> [WHAT IS BEING ASKED]:
Count only the lines of the records that hold "Analysis", then give the number without any other words.

────────────────

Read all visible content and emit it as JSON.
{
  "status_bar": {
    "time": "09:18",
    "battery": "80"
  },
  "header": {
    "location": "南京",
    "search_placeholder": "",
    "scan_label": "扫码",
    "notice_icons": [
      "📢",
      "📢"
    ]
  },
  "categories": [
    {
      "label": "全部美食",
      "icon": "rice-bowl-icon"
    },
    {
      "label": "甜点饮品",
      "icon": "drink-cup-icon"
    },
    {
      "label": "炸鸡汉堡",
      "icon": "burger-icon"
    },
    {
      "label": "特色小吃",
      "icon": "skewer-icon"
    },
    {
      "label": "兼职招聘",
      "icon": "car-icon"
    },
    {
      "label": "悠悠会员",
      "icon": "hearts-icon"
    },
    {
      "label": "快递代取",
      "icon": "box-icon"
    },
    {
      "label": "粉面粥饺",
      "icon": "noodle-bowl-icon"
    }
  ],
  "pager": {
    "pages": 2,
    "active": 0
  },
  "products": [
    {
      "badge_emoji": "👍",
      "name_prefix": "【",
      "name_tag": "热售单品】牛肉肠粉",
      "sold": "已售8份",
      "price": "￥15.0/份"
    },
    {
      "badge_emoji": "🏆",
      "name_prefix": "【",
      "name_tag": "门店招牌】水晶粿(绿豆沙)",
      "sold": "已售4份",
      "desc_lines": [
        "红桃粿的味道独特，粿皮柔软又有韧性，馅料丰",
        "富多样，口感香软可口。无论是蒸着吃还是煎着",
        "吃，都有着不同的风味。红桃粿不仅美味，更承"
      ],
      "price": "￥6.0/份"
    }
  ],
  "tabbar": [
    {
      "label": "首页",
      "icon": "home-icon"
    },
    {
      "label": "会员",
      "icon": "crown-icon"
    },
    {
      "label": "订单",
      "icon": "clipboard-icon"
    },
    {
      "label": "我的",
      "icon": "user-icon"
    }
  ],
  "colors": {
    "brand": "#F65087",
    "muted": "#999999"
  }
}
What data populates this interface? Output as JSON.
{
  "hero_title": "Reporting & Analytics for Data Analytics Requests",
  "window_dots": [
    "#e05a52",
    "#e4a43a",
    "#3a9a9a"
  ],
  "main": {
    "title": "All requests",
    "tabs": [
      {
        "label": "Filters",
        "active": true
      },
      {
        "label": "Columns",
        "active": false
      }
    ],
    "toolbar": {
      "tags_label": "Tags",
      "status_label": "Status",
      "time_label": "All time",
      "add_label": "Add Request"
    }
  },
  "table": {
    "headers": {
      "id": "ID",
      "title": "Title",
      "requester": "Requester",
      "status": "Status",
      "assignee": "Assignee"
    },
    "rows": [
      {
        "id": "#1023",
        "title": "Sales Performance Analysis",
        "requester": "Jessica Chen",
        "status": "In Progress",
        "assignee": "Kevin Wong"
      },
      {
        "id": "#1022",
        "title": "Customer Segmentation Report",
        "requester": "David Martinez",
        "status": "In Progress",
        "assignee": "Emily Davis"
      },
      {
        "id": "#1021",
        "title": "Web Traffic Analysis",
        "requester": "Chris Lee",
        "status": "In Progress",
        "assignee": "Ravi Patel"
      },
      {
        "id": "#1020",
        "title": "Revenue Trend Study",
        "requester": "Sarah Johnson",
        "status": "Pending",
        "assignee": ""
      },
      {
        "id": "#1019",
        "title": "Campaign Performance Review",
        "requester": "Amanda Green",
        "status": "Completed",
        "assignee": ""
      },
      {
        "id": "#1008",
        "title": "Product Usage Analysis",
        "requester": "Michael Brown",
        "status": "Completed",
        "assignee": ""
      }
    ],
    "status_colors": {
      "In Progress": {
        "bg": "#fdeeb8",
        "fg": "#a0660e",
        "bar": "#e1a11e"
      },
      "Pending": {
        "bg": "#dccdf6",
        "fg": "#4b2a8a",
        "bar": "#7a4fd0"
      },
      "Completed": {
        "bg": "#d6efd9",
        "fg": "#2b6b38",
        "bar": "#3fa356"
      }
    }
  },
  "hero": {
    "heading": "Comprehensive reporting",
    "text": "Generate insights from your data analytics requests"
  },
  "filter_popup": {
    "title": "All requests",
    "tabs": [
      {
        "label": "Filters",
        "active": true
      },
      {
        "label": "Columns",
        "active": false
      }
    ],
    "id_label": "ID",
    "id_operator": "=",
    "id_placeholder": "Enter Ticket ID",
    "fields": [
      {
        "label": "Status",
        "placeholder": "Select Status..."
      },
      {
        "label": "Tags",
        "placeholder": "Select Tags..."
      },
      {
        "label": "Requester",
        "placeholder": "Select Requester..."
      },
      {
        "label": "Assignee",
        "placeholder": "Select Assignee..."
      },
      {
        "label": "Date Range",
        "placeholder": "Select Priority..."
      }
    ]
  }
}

────────────────

> [EXPECTED OUTPUT]:
3